#### Exercise requirements:
Please state how many lines in the records contain the string "median", with no words besides the number.

#### Entries:
• • • • • • •
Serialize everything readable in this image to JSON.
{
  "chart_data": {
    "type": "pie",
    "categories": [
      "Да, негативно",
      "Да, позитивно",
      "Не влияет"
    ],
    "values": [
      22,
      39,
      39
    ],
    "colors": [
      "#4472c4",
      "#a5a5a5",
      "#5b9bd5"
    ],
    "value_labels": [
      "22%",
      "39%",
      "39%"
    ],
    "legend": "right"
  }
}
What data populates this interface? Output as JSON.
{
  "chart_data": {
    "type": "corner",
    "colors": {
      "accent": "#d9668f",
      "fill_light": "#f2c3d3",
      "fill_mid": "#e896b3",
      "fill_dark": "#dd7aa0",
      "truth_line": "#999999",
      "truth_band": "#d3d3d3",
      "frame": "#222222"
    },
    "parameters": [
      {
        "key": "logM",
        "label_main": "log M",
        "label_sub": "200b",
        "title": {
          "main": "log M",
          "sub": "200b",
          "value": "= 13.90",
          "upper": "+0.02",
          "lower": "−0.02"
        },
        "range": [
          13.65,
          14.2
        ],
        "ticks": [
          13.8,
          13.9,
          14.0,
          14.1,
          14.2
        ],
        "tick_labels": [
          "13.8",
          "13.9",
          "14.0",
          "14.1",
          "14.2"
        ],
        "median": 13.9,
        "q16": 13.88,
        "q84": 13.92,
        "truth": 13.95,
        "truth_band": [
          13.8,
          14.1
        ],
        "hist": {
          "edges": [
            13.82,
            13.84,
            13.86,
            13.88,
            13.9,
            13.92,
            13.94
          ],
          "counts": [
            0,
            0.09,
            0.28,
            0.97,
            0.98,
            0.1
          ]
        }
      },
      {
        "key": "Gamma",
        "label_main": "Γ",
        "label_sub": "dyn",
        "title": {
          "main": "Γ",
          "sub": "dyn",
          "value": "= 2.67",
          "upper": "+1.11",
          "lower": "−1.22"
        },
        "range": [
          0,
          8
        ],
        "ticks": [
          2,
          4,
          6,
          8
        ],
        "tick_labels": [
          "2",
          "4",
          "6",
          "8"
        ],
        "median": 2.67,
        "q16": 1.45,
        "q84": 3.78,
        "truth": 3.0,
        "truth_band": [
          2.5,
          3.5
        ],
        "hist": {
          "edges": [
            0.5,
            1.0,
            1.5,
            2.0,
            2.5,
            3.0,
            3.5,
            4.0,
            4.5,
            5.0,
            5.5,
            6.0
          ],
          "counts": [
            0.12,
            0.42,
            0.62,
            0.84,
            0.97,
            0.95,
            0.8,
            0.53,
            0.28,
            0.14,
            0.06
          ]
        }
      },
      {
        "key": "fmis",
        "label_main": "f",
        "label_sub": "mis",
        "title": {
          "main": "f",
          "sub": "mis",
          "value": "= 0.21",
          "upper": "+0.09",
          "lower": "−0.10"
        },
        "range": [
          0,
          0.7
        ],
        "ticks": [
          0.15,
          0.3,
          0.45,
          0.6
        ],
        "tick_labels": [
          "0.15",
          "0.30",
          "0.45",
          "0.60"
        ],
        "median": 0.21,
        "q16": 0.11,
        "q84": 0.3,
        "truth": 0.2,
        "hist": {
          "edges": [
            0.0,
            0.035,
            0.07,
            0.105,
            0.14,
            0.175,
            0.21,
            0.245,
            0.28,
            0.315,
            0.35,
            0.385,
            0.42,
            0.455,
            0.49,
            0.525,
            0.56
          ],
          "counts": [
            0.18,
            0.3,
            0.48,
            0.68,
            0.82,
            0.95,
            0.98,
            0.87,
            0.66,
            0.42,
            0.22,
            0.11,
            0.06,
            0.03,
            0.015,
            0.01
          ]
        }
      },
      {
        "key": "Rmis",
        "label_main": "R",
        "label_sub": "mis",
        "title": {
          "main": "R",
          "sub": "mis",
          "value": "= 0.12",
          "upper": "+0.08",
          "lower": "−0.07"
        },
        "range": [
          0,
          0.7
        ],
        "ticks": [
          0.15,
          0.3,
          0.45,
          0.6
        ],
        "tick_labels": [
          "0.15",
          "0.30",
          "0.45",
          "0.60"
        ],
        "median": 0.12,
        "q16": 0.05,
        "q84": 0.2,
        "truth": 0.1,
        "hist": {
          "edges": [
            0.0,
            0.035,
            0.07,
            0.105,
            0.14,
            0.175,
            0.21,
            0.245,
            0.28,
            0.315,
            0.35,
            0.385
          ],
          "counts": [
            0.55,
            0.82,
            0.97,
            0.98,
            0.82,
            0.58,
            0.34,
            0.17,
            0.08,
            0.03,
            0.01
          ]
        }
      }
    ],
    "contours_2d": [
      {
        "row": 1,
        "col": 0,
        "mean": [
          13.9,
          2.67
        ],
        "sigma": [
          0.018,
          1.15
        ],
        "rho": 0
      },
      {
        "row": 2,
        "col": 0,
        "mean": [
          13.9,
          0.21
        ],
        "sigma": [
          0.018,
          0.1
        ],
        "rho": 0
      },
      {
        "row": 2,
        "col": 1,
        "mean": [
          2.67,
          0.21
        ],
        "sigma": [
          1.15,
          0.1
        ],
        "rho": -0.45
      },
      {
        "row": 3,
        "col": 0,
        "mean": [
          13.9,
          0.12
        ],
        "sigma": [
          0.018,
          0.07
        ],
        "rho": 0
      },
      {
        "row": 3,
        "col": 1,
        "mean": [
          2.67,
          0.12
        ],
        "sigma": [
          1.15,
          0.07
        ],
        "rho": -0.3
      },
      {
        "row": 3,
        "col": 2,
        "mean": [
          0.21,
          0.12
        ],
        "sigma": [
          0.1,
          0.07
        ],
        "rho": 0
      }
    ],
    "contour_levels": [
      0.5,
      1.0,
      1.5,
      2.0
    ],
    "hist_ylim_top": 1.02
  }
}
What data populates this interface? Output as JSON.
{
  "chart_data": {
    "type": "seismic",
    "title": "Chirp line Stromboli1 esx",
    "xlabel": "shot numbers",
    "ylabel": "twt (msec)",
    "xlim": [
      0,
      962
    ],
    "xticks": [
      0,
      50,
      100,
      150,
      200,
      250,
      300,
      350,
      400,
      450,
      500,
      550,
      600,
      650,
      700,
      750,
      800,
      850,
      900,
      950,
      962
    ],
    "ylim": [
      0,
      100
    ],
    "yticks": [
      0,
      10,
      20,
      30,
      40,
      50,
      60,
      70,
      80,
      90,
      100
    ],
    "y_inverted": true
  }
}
• • • • • • •
#### Task result:
4